--- YOUR TASK ---
Return only the number of lines that hold "detached".

--- RECORDS PROVIDED ---
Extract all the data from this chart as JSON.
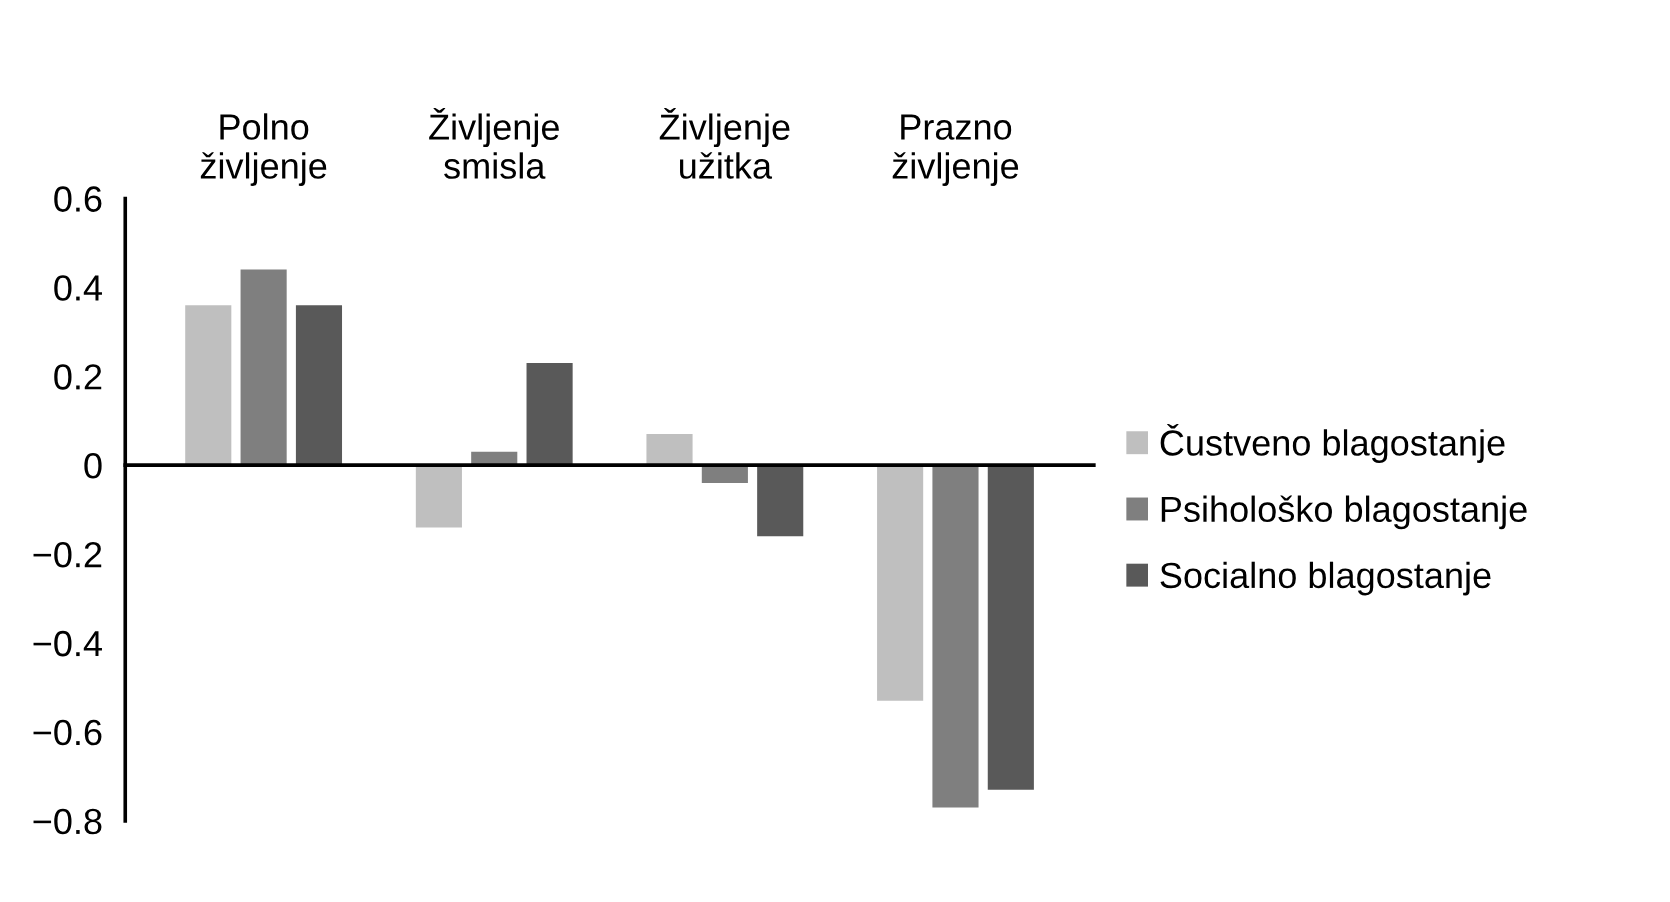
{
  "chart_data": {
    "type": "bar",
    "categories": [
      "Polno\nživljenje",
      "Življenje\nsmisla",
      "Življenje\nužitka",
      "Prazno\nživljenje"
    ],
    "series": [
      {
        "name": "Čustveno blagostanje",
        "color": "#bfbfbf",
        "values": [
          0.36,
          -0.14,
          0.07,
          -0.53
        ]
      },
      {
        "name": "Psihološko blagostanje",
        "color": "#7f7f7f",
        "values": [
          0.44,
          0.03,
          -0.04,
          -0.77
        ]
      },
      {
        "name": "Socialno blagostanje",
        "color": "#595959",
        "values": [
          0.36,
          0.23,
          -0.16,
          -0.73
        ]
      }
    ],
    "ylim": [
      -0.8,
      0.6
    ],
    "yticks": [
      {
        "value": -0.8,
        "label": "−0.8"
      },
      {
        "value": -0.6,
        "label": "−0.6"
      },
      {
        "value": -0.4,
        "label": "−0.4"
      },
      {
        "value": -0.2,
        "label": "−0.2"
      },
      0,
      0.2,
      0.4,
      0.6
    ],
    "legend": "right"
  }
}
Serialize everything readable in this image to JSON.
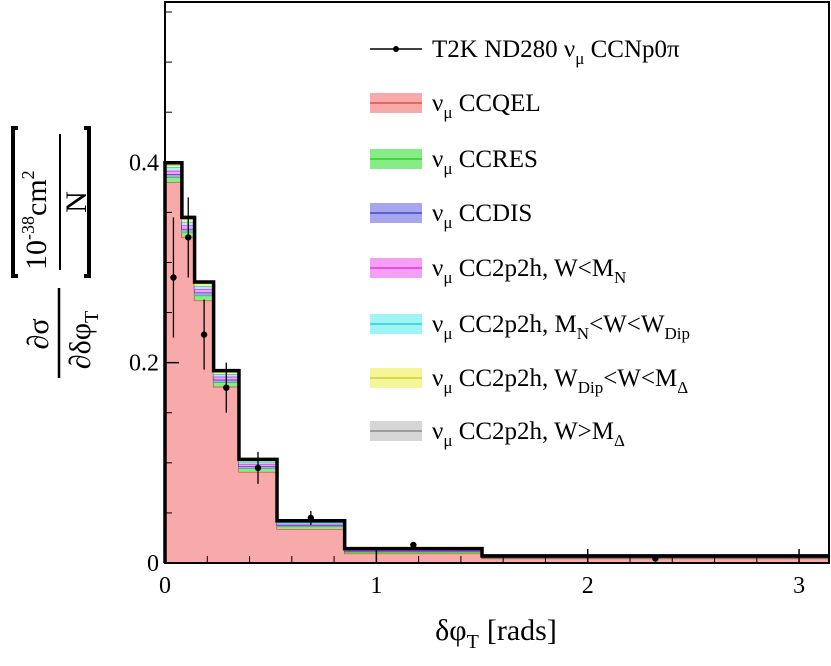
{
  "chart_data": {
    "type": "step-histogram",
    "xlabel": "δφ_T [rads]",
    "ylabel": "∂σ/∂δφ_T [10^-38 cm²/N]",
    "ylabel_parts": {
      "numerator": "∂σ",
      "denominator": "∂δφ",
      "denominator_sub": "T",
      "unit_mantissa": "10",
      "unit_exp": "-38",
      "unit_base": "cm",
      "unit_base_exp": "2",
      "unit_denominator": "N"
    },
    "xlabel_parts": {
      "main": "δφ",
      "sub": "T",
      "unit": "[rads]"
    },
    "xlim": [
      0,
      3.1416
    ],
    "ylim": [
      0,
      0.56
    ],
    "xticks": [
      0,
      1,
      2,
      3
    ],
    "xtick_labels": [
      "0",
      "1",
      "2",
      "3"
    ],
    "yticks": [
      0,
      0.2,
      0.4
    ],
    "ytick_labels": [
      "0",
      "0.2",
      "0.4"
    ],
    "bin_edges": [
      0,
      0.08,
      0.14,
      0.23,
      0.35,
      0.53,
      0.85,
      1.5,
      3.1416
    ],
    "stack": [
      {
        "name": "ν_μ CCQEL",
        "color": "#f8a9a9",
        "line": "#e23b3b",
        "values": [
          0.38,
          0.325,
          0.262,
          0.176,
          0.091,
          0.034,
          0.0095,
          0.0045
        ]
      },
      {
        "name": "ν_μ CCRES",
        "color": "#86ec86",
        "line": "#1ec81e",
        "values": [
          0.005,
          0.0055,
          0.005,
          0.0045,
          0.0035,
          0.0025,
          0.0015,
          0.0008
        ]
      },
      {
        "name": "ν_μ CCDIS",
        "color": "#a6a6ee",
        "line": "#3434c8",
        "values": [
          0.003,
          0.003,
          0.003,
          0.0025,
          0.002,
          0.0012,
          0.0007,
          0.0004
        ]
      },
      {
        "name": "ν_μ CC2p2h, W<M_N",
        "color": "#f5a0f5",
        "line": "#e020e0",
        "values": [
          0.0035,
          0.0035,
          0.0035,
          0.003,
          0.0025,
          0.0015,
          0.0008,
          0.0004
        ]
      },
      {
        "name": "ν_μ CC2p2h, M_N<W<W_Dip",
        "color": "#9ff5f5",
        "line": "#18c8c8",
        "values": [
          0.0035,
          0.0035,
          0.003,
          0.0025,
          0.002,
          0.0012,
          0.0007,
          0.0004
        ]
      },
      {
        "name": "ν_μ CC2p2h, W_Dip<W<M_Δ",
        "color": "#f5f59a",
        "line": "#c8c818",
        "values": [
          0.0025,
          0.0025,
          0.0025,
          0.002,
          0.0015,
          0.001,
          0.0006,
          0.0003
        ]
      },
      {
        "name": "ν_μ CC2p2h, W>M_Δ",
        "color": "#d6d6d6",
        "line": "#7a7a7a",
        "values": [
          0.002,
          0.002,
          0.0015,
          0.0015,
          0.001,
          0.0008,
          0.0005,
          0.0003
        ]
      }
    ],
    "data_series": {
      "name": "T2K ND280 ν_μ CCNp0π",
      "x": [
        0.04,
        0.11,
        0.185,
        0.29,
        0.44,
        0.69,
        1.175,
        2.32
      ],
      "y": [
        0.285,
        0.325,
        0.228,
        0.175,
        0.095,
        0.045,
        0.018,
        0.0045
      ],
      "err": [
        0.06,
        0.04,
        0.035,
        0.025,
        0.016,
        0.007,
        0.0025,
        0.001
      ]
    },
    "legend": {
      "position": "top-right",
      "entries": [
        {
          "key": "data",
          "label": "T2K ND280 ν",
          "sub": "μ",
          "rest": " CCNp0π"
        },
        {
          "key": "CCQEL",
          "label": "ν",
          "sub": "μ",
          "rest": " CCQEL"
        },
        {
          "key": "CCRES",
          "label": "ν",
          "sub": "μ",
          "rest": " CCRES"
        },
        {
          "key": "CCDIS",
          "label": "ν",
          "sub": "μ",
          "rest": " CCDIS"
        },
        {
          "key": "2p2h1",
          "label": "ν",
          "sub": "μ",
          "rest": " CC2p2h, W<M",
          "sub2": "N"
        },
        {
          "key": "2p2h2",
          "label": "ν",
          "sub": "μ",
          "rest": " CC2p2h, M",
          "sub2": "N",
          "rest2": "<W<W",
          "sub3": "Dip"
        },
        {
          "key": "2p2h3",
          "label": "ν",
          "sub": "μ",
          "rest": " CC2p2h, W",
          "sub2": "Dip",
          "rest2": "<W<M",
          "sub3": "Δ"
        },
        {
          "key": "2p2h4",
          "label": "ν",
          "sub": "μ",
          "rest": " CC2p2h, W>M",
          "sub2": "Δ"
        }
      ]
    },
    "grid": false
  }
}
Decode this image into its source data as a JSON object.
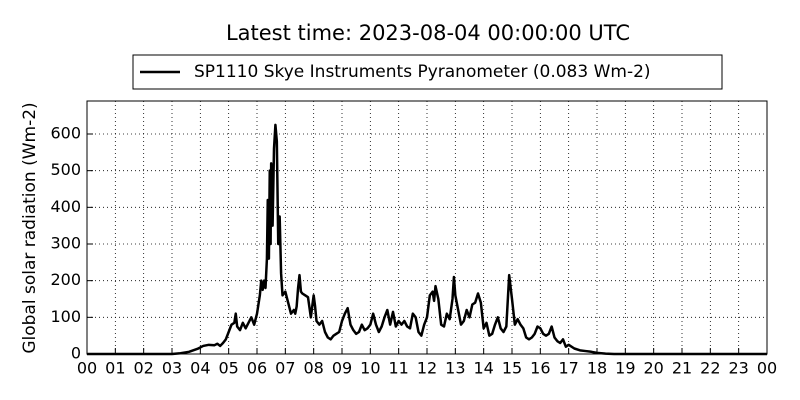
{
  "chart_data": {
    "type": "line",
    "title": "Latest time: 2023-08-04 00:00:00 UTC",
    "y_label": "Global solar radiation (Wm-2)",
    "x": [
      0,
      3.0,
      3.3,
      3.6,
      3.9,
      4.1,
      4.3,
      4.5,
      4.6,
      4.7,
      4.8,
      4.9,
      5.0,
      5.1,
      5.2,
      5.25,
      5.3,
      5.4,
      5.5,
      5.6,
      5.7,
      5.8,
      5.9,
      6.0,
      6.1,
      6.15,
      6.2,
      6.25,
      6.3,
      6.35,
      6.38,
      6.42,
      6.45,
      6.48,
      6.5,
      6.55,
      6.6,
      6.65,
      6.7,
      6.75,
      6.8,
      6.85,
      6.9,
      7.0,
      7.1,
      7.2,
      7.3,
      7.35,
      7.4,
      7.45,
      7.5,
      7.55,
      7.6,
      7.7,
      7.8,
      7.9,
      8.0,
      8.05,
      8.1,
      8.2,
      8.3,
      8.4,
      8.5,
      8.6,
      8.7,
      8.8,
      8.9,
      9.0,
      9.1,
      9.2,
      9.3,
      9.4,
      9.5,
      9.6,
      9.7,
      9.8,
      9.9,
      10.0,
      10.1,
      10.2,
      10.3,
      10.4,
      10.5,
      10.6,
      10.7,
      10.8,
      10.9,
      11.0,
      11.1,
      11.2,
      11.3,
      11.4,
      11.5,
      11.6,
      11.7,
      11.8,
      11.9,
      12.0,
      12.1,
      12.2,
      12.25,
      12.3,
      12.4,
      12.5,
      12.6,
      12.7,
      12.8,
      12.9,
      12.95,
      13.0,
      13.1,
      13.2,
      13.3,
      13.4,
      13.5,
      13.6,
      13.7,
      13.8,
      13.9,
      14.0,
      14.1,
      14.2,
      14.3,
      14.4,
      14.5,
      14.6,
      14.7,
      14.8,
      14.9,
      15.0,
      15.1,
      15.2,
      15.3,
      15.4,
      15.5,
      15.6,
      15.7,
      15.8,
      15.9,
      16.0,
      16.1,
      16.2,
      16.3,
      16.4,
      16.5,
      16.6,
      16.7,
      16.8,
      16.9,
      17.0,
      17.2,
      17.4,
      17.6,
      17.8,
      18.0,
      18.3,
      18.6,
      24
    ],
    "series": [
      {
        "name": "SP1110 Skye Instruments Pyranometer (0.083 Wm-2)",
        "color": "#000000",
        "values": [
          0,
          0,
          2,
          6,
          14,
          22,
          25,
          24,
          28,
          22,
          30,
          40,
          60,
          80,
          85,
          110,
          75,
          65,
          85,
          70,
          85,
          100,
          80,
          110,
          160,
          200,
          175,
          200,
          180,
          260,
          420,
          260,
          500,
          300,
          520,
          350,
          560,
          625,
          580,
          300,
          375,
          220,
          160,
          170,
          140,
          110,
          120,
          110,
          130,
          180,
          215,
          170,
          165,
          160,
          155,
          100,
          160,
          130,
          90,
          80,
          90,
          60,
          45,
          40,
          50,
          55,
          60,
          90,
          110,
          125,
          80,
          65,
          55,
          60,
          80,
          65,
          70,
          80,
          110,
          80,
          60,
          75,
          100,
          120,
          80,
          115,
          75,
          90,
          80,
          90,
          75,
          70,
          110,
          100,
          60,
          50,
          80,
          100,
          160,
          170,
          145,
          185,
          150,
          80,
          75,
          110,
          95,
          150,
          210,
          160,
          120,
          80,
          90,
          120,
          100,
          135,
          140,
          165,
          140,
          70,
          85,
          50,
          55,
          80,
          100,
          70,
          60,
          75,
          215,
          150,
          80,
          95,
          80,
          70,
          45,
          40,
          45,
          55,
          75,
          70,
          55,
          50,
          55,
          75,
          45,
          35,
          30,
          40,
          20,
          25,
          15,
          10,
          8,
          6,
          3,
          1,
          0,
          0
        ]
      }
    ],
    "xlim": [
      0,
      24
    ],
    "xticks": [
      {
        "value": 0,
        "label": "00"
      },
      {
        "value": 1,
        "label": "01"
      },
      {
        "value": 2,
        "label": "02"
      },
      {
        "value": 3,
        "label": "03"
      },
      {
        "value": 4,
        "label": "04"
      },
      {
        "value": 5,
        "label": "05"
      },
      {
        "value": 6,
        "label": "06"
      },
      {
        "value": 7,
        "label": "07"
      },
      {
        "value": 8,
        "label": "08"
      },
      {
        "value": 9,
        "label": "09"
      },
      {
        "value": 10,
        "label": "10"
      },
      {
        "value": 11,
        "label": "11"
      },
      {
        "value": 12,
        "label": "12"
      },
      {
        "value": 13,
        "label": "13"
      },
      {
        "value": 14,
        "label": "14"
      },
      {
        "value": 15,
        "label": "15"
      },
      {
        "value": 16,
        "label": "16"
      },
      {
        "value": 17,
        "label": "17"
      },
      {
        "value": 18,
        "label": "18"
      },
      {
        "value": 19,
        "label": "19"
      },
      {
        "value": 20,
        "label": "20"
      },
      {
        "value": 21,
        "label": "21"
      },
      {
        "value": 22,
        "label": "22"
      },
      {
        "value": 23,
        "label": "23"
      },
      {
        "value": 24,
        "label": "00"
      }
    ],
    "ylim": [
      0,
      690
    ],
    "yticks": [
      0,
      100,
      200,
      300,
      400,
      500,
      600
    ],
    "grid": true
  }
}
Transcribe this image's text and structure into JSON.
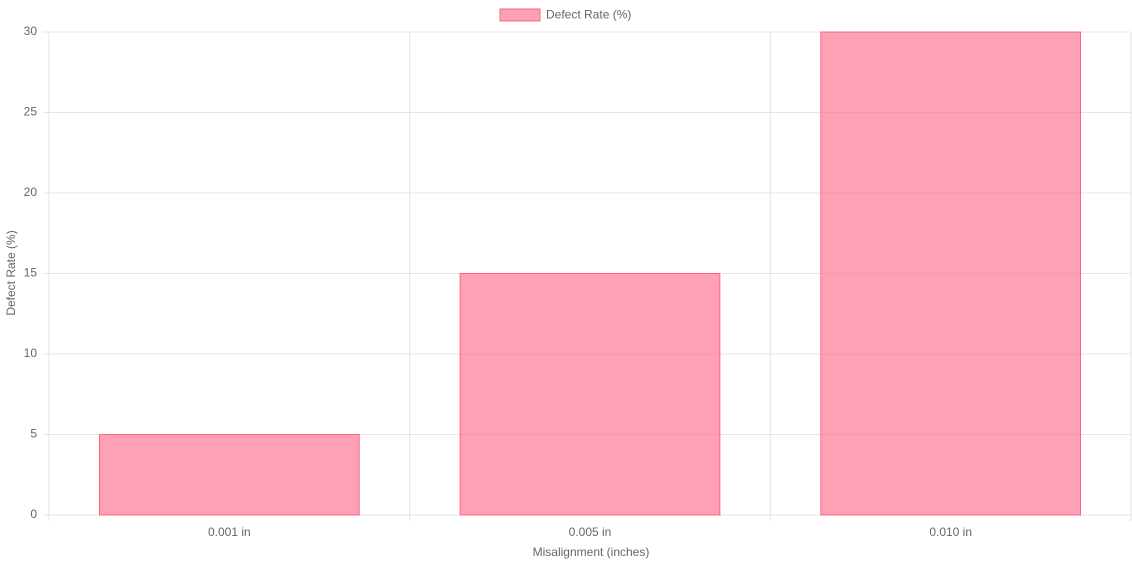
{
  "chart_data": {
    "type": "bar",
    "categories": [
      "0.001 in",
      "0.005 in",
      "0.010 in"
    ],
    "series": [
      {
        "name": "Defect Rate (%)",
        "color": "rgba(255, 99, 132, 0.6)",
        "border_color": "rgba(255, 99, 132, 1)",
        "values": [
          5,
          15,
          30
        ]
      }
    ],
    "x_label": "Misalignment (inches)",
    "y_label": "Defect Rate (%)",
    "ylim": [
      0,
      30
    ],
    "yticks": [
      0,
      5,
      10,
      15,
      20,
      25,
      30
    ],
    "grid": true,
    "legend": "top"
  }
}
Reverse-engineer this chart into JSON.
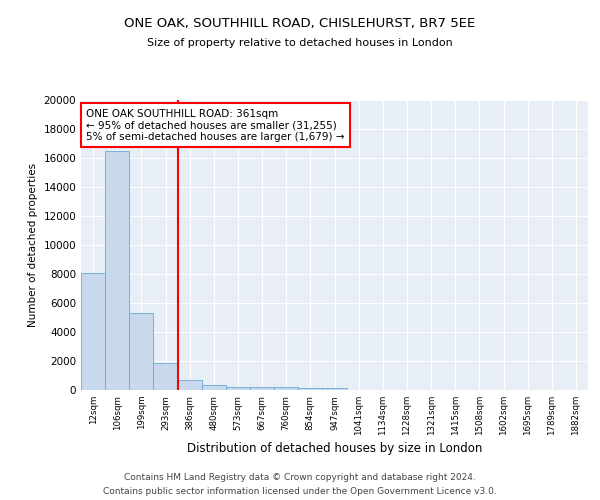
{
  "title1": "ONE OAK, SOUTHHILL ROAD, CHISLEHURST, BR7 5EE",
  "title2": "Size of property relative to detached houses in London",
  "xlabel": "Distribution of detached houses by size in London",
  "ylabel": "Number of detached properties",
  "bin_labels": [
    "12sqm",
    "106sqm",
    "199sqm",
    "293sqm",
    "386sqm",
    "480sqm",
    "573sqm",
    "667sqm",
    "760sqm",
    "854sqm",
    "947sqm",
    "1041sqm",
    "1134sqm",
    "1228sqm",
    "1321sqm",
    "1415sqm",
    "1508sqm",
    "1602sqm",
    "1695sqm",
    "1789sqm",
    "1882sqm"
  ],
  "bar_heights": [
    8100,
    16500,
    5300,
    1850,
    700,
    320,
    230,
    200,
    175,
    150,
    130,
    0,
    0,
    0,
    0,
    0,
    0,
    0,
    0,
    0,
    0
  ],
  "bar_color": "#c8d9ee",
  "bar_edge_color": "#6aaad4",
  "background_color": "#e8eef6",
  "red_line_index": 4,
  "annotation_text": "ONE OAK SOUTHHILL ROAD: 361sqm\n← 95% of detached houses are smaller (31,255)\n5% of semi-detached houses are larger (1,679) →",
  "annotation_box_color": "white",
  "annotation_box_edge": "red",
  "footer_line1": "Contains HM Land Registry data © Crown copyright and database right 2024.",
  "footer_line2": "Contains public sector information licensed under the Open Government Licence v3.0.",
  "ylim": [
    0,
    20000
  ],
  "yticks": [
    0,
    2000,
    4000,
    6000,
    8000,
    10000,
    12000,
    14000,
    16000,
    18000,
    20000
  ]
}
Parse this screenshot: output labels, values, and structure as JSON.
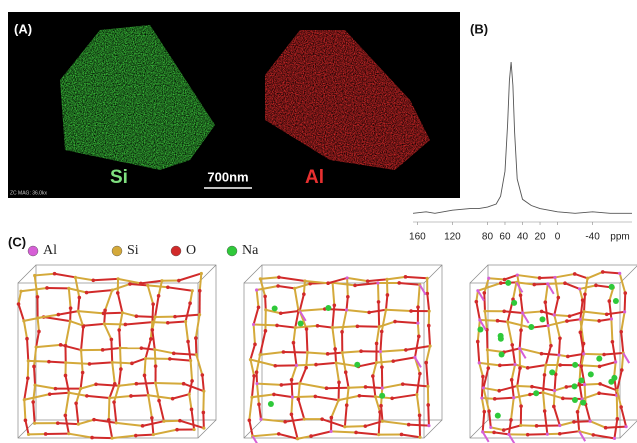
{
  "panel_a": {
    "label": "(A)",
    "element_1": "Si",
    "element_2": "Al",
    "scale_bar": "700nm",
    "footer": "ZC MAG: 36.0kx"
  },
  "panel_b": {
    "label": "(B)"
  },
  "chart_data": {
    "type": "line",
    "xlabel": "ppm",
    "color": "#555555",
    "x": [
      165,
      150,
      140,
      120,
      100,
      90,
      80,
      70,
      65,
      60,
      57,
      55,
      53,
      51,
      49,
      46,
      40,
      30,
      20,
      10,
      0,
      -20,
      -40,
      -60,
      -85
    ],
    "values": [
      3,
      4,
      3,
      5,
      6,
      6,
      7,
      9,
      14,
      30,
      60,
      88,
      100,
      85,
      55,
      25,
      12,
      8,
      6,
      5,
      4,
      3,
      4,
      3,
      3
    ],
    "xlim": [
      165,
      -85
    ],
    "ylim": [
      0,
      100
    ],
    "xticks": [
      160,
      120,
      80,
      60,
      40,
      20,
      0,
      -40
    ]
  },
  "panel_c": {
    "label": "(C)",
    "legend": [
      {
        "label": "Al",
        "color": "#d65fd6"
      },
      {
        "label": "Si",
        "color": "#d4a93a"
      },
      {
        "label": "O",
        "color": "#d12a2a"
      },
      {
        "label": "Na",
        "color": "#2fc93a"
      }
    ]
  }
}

--- RESPONSE TO THIS EXERCISE ---
4